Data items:
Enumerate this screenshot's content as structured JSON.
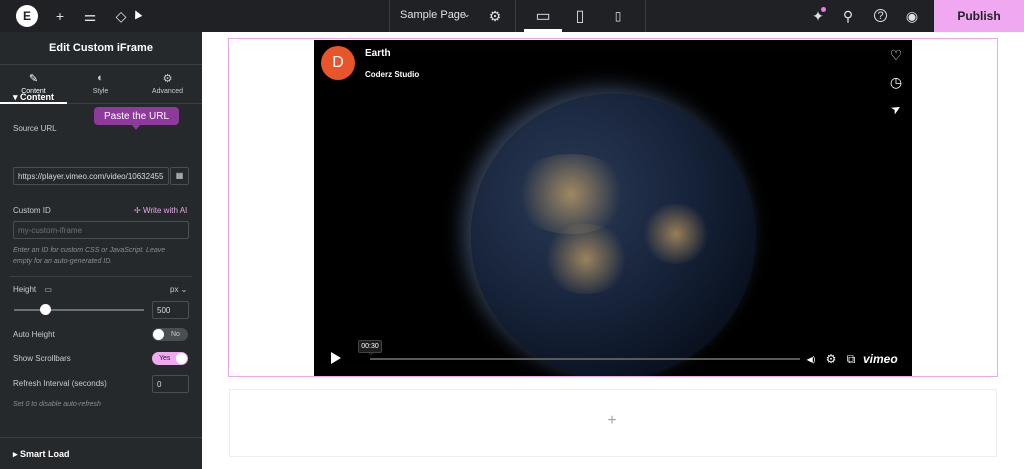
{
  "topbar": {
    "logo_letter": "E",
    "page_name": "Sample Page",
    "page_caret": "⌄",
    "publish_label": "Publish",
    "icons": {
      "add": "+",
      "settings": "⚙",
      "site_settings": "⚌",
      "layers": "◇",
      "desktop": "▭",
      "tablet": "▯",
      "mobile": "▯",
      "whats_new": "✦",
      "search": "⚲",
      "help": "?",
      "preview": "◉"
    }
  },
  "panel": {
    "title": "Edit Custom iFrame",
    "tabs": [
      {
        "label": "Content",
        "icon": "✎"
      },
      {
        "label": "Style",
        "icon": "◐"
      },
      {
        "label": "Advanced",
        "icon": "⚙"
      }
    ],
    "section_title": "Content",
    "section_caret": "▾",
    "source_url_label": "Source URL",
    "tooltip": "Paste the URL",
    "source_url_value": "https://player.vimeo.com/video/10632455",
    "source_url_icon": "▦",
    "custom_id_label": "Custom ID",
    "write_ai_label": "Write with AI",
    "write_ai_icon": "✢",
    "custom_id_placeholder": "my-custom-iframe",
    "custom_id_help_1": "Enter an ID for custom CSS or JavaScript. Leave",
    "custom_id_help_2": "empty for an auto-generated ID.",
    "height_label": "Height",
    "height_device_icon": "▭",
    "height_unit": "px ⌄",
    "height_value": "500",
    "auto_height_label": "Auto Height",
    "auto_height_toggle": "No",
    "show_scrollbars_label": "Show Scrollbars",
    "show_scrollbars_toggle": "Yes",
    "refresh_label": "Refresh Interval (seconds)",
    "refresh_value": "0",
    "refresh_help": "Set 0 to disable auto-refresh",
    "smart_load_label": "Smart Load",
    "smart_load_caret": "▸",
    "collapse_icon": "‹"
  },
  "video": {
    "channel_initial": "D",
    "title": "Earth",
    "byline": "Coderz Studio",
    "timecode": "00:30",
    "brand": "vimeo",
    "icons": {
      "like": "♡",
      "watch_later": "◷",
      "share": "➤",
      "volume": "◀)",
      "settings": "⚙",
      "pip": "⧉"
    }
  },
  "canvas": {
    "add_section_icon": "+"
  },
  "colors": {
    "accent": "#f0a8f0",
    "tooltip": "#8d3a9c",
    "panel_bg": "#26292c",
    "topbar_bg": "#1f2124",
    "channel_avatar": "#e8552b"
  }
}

Task
From the material above, gather all lines that include the string "tooltip" and copy them.

Completed task
    "tooltip": "Paste the URL",
    "tooltip": "#8d3a9c",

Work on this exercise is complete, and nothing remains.